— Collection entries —
============================================================
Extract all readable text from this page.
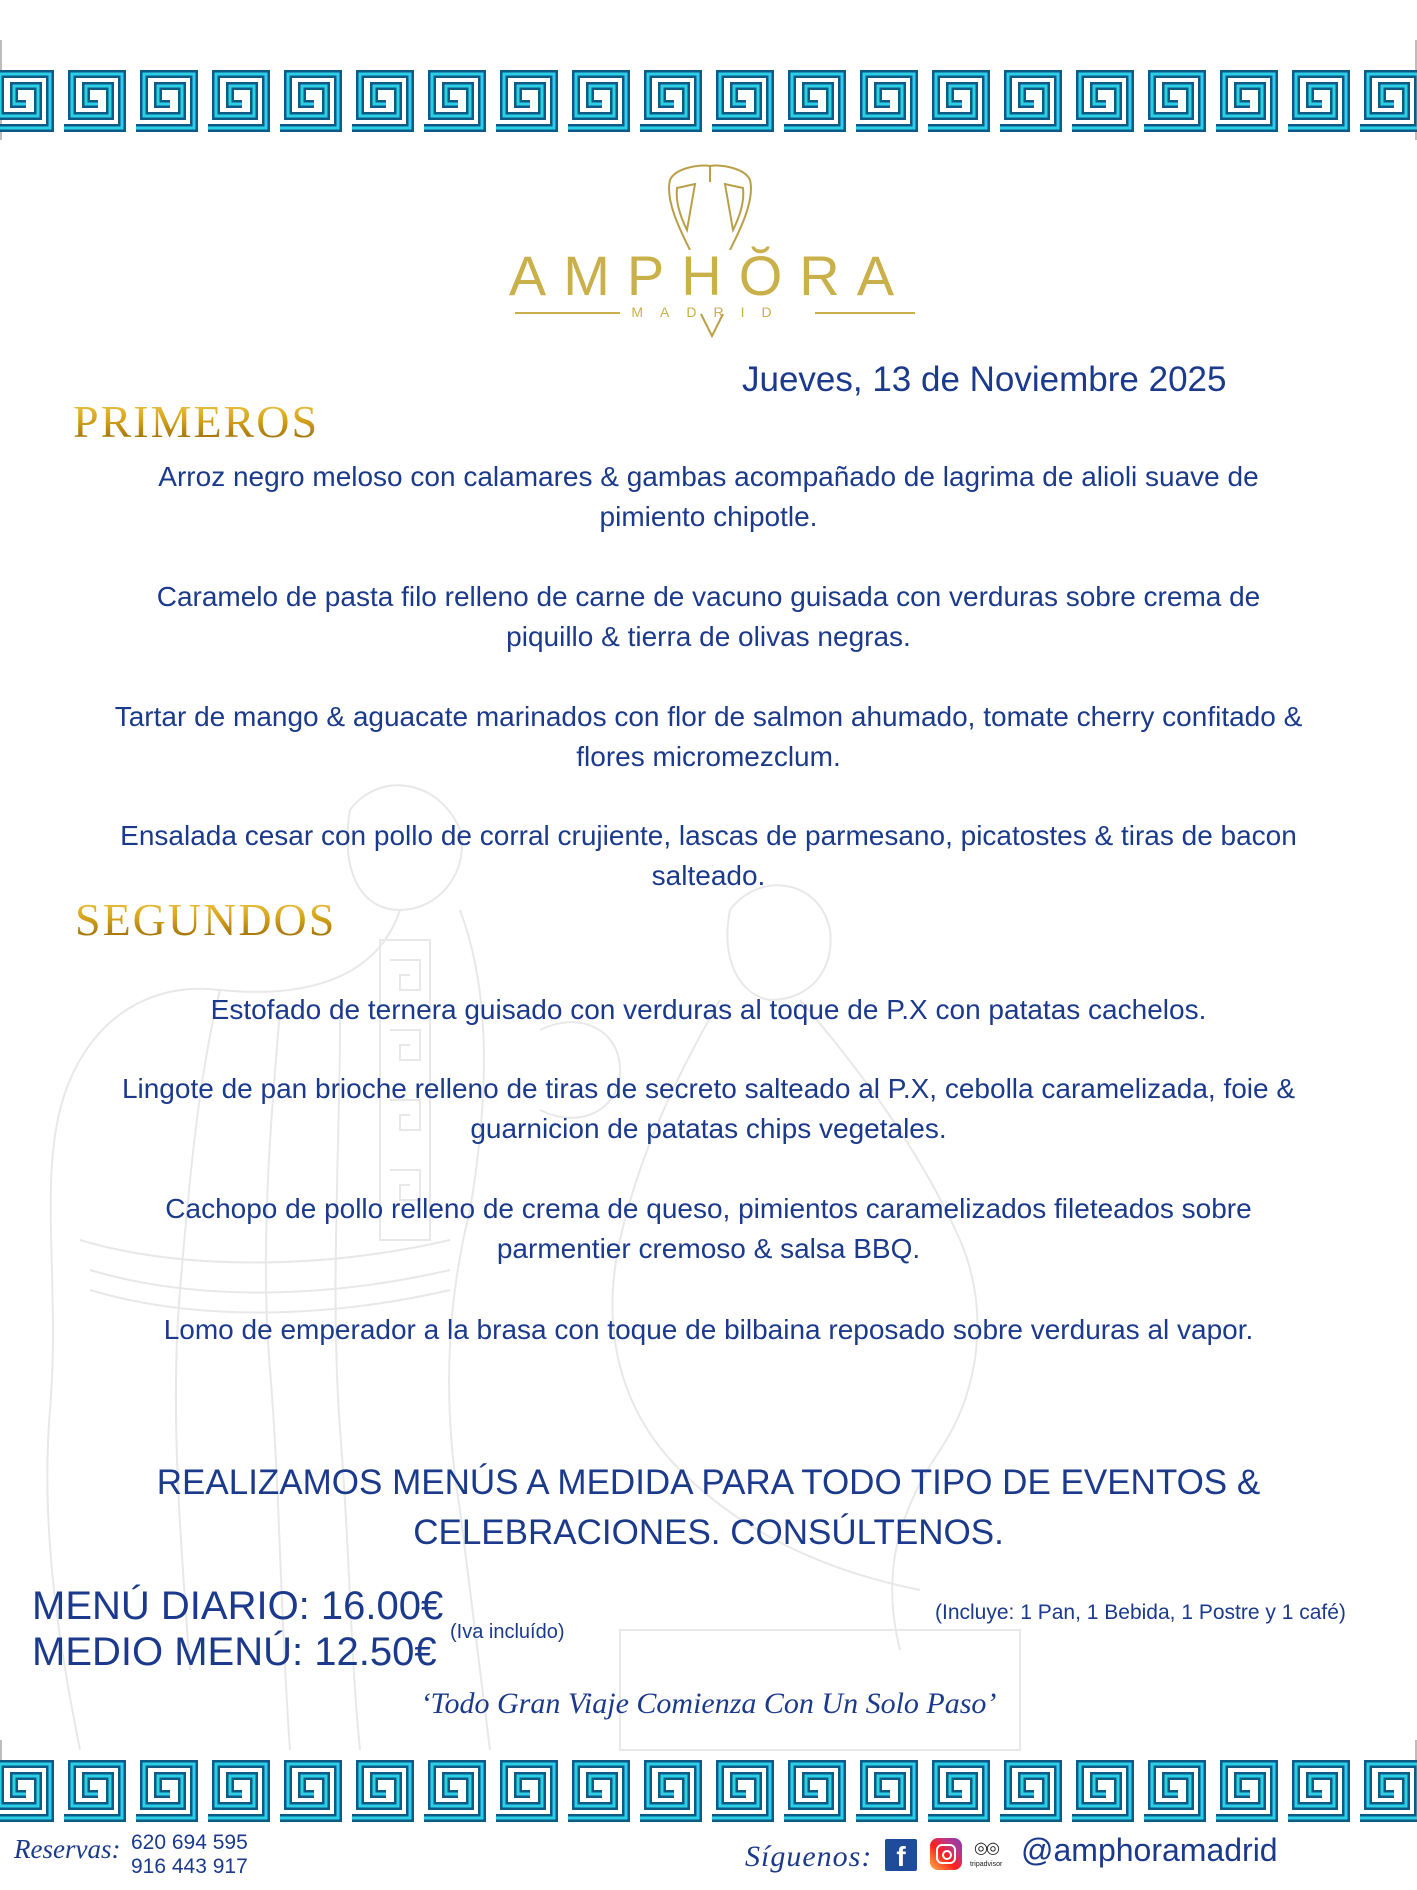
AMPHŎRA
MADRID
Jueves, 13 de Noviembre 2025
PRIMEROS
Arroz negro meloso con calamares & gambas acompañado de lagrima de alioli suave de
pimiento chipotle.
Caramelo de pasta filo relleno de carne de vacuno guisada con verduras sobre crema de
piquillo & tierra de olivas negras.
Tartar de mango & aguacate marinados con flor de salmon ahumado, tomate cherry confitado &
flores micromezclum.
Ensalada cesar con pollo de corral crujiente, lascas de parmesano, picatostes & tiras de bacon
salteado.
SEGUNDOS
Estofado de ternera guisado con verduras al toque de P.X con patatas cachelos.
Lingote de pan brioche relleno de tiras de secreto salteado al P.X, cebolla caramelizada, foie &
guarnicion de patatas chips vegetales.
Cachopo de pollo relleno de crema de queso, pimientos caramelizados fileteados sobre
parmentier cremoso & salsa BBQ.
Lomo de emperador a la brasa con toque de bilbaina reposado sobre verduras al vapor.
REALIZAMOS MENÚS A MEDIDA PARA TODO TIPO DE EVENTOS &
CELEBRACIONES. CONSÚLTENOS.
MENÚ DIARIO: 16.00€
MEDIO MENÚ: 12.50€ (Iva incluído)
(Incluye: 1 Pan, 1 Bebida, 1 Postre y 1 café)
‘Todo Gran Viaje Comienza Con Un Solo Paso’
Reservas: 620 694 595
916 443 917	Síguenos: f	◎◎
tripadvisor @amphoramadrid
============================================================
— INSTRUCTIONS FOR THE TASK —
Repeat the data exactly in full, omitting its pictures.

— EXPECTED OUTPUT —
Extract all readable text from this page.
AMPHŎRA
MADRID
Jueves, 13 de Noviembre 2025
PRIMEROS
Arroz negro meloso con calamares & gambas acompañado de lagrima de alioli suave de
pimiento chipotle.
Caramelo de pasta filo relleno de carne de vacuno guisada con verduras sobre crema de
piquillo & tierra de olivas negras.
Tartar de mango & aguacate marinados con flor de salmon ahumado, tomate cherry confitado &
flores micromezclum.
Ensalada cesar con pollo de corral crujiente, lascas de parmesano, picatostes & tiras de bacon
salteado.
SEGUNDOS
Estofado de ternera guisado con verduras al toque de P.X con patatas cachelos.
Lingote de pan brioche relleno de tiras de secreto salteado al P.X, cebolla caramelizada, foie &
guarnicion de patatas chips vegetales.
Cachopo de pollo relleno de crema de queso, pimientos caramelizados fileteados sobre
parmentier cremoso & salsa BBQ.
Lomo de emperador a la brasa con toque de bilbaina reposado sobre verduras al vapor.
REALIZAMOS MENÚS A MEDIDA PARA TODO TIPO DE EVENTOS &
CELEBRACIONES. CONSÚLTENOS.
MENÚ DIARIO: 16.00€
MEDIO MENÚ: 12.50€ (Iva incluído)
(Incluye: 1 Pan, 1 Bebida, 1 Postre y 1 café)
‘Todo Gran Viaje Comienza Con Un Solo Paso’
Reservas: 620 694 595
916 443 917	Síguenos: f	◎◎
tripadvisor @amphoramadrid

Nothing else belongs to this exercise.